**** Input data

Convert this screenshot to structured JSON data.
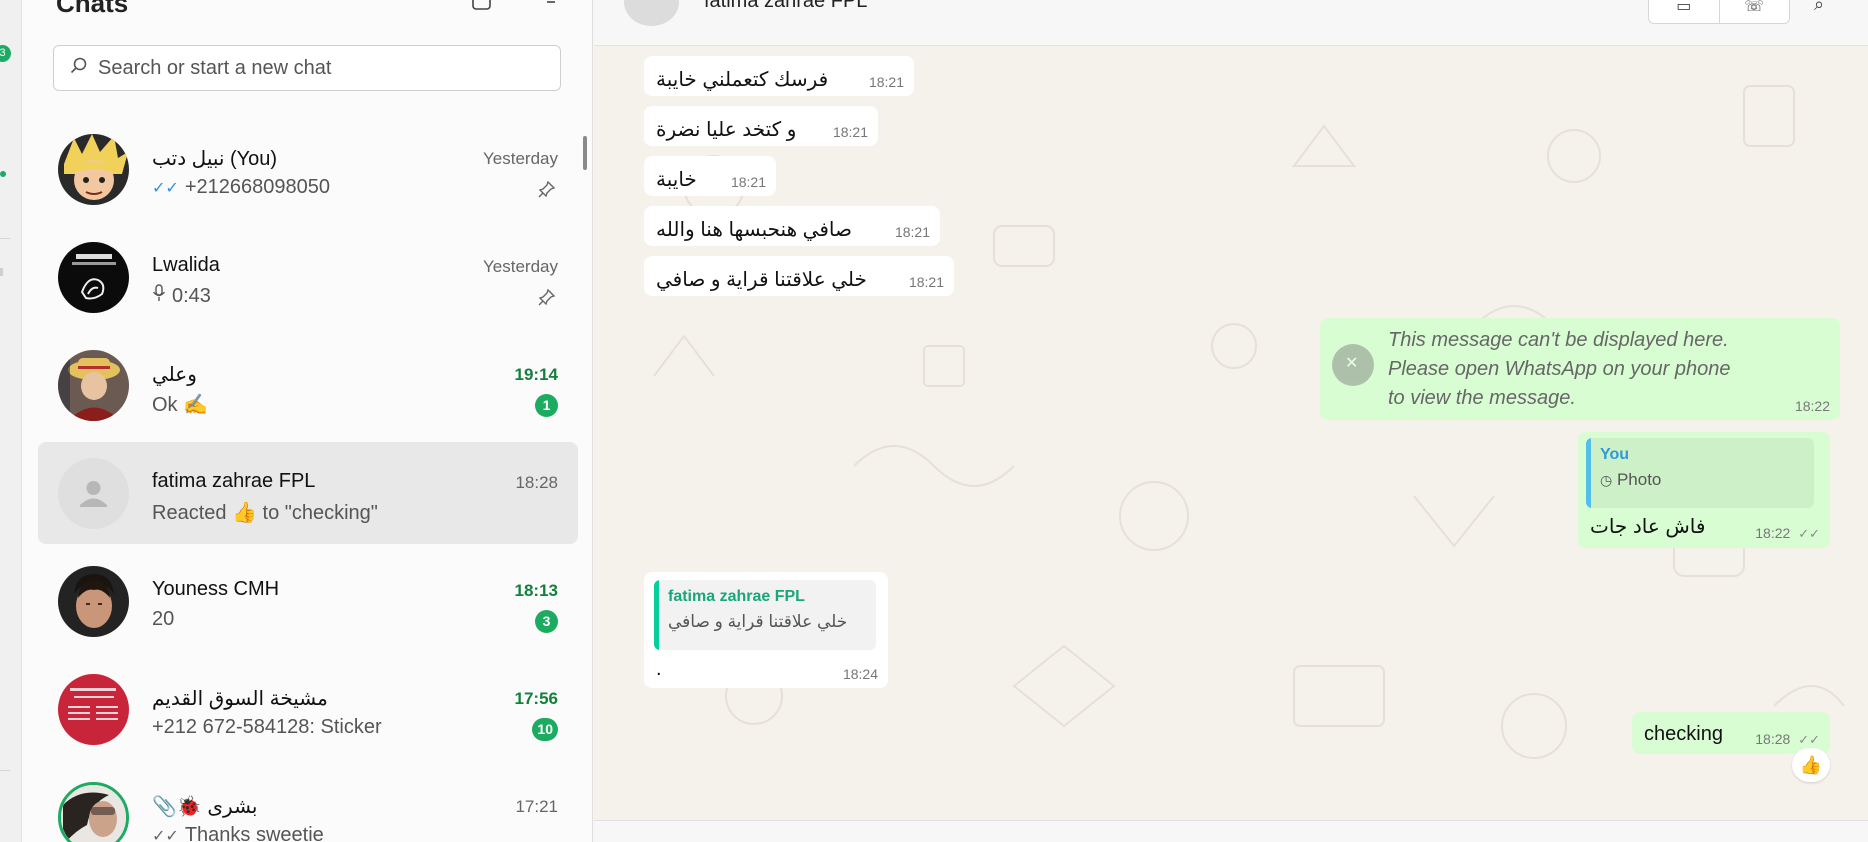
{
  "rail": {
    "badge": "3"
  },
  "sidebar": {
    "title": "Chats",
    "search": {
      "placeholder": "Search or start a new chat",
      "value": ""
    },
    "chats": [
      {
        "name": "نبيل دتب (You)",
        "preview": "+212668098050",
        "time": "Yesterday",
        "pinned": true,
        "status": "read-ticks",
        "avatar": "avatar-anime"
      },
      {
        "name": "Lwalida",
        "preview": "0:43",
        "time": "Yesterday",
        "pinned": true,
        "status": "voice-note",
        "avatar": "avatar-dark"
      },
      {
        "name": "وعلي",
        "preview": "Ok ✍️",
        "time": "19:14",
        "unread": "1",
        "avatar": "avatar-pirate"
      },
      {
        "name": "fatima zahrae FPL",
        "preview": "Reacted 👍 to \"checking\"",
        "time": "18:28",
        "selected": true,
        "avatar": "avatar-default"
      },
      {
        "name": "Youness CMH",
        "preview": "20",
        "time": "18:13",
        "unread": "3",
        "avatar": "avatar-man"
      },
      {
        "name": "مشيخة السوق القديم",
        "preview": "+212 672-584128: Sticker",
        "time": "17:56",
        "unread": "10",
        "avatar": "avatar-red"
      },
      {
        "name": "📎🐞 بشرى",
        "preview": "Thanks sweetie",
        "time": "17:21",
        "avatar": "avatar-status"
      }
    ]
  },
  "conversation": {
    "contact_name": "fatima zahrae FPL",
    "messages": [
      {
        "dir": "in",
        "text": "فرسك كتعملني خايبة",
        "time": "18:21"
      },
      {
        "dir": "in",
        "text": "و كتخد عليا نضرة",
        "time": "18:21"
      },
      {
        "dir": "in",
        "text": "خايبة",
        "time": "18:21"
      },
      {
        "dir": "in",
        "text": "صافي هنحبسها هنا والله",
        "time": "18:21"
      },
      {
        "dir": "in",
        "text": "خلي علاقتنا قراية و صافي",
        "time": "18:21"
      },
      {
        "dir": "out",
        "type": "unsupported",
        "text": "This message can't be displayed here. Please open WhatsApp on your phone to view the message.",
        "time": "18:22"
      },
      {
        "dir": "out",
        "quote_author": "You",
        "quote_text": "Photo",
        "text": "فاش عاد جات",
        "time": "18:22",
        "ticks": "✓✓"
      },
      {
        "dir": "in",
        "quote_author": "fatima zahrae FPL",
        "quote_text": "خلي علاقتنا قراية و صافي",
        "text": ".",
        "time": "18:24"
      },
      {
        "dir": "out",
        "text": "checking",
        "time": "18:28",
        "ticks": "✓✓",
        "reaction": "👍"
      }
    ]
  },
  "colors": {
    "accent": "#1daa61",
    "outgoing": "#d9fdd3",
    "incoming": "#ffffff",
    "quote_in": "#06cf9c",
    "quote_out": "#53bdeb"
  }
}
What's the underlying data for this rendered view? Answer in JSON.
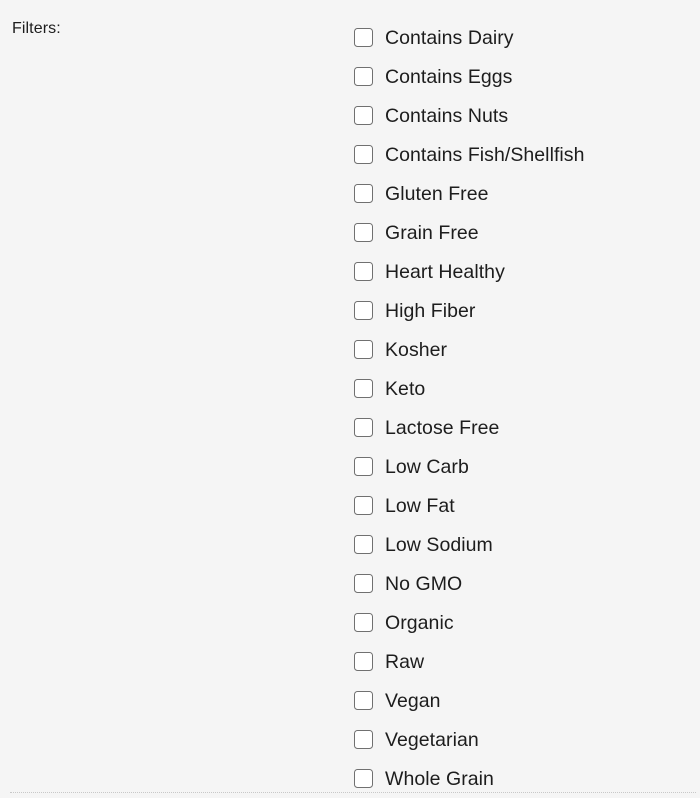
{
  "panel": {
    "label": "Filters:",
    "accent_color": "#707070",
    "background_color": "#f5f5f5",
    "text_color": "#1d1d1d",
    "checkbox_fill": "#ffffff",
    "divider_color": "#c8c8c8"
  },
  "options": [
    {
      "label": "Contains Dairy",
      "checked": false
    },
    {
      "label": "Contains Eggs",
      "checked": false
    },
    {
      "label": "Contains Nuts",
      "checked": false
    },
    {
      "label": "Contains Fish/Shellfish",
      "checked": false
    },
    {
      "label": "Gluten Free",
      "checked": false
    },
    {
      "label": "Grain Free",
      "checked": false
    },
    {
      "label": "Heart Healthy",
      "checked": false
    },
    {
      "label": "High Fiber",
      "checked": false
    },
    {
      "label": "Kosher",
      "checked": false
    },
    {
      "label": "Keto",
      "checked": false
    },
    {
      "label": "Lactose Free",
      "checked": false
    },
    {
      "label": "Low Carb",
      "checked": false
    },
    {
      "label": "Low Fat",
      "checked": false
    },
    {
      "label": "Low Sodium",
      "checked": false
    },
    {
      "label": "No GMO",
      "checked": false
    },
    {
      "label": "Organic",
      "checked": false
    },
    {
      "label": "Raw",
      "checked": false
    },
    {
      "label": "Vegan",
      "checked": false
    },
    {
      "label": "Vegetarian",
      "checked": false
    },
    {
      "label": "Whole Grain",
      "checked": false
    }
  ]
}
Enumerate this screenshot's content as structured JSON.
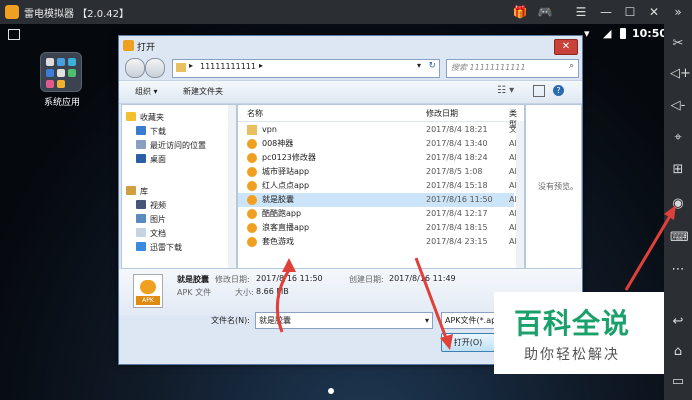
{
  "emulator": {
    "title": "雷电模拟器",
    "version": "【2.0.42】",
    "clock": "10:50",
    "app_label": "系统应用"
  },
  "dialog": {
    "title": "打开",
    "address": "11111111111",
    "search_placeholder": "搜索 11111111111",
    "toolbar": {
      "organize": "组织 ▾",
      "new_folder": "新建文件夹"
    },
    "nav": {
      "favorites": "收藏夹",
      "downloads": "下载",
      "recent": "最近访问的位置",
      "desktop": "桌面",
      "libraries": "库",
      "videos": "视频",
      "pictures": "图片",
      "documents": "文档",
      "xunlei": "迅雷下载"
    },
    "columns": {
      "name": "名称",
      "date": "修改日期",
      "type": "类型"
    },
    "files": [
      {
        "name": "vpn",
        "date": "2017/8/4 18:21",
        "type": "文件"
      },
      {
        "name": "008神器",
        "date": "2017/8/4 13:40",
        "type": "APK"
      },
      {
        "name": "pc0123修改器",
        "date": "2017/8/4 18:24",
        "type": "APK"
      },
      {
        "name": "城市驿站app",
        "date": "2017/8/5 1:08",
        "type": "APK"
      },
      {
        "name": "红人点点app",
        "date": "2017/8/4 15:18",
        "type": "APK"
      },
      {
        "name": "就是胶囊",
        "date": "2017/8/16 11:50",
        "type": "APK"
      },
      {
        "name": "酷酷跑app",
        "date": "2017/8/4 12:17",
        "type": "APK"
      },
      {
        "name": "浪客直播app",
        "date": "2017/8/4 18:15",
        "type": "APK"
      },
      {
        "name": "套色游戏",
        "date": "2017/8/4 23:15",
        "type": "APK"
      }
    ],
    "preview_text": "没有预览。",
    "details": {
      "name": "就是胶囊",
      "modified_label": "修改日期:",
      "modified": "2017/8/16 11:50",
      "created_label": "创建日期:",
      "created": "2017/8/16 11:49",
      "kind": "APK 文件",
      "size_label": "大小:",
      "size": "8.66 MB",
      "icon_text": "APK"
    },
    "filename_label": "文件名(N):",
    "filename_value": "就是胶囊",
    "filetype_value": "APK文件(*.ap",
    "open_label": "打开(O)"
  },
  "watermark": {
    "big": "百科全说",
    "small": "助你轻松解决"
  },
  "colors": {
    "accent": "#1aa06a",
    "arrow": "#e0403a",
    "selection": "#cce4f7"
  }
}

********

Collect from the data above every line that includes "Contains".

      "label": "Contains Dairy",
      "label": "Contains Eggs",
      "label": "Contains Nuts",
      "label": "Contains Fish/Shellfish",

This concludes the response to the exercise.